What you will do ▸ Write out the material again exactly, please, and omit the pictures.

-- Start of Exercise materials --

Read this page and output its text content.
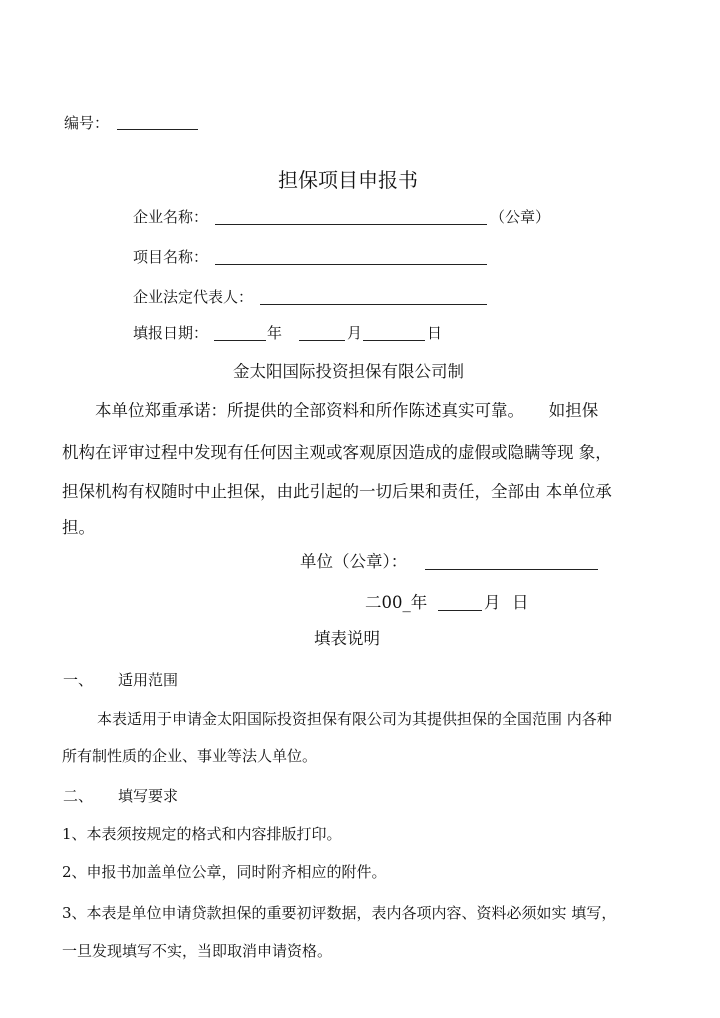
编号：
担保项目申报书
企业名称：	（公章）
项目名称：
企业法定代表人：
填报日期：	年	月	日
金太阳国际投资担保有限公司制
本单位郑重承诺：所提供的全部资料和所作陈述真实可靠。　　如担保
机构在评审过程中发现有任何因主观或客观原因造成的虚假或隐瞒等现 象，
担保机构有权随时中止担保，由此引起的一切后果和责任，全部由 本单位承
担。
单位（公章）：
二00_年	月 日
填表说明
一、 适用范围
本表适用于申请金太阳国际投资担保有限公司为其提供担保的全国范围 内各种
所有制性质的企业、事业等法人单位。
二、 填写要求
1、本表须按规定的格式和内容排版打印。
2、申报书加盖单位公章，同时附齐相应的附件。
3、本表是单位申请贷款担保的重要初评数据，表内各项内容、资料必须如实 填写，
一旦发现填写不实，当即取消申请资格。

-- End of Exercise materials --

Answer to this exercise ▸
Read this page and output its text content.
编号：
担保项目申报书
企业名称：	（公章）
项目名称：
企业法定代表人：
填报日期：	年	月	日
金太阳国际投资担保有限公司制
本单位郑重承诺：所提供的全部资料和所作陈述真实可靠。　　如担保
机构在评审过程中发现有任何因主观或客观原因造成的虚假或隐瞒等现 象，
担保机构有权随时中止担保，由此引起的一切后果和责任，全部由 本单位承
担。
单位（公章）：
二00_年	月 日
填表说明
一、 适用范围
本表适用于申请金太阳国际投资担保有限公司为其提供担保的全国范围 内各种
所有制性质的企业、事业等法人单位。
二、 填写要求
1、本表须按规定的格式和内容排版打印。
2、申报书加盖单位公章，同时附齐相应的附件。
3、本表是单位申请贷款担保的重要初评数据，表内各项内容、资料必须如实 填写，
一旦发现填写不实，当即取消申请资格。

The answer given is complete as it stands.